Short problem. Output the data that follows exactly, line for line.

(Extracted records)
+---+
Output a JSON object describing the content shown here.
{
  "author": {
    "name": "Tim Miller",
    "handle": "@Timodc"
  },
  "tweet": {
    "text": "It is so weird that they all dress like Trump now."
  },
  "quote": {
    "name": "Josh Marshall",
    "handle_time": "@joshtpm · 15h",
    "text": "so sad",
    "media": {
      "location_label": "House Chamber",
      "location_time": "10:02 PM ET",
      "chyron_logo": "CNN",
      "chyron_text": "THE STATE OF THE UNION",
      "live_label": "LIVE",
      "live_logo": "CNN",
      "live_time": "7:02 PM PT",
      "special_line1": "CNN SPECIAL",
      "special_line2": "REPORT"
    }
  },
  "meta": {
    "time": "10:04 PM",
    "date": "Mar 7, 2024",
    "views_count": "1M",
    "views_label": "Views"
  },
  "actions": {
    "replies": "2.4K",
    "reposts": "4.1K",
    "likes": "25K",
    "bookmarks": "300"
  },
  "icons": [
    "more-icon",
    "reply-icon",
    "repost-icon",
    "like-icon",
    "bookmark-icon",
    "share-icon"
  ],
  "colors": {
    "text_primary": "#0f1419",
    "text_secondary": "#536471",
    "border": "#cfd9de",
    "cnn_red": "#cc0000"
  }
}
+---+
Full output.
Output a JSON object describing the content shown here.
{
  "author": {
    "name": "Tim Miller",
    "handle": "@Timodc"
  },
  "tweet": {
    "text": "It is so weird that they all dress like Trump now."
  },
  "quote": {
    "name": "Josh Marshall",
    "handle_time": "@joshtpm · 15h",
    "text": "so sad",
    "media": {
      "location_label": "House Chamber",
      "location_time": "10:02 PM ET",
      "chyron_logo": "CNN",
      "chyron_text": "THE STATE OF THE UNION",
      "live_label": "LIVE",
      "live_logo": "CNN",
      "live_time": "7:02 PM PT",
      "special_line1": "CNN SPECIAL",
      "special_line2": "REPORT"
    }
  },
  "meta": {
    "time": "10:04 PM",
    "date": "Mar 7, 2024",
    "views_count": "1M",
    "views_label": "Views"
  },
  "actions": {
    "replies": "2.4K",
    "reposts": "4.1K",
    "likes": "25K",
    "bookmarks": "300"
  },
  "icons": [
    "more-icon",
    "reply-icon",
    "repost-icon",
    "like-icon",
    "bookmark-icon",
    "share-icon"
  ],
  "colors": {
    "text_primary": "#0f1419",
    "text_secondary": "#536471",
    "border": "#cfd9de",
    "cnn_red": "#cc0000"
  }
}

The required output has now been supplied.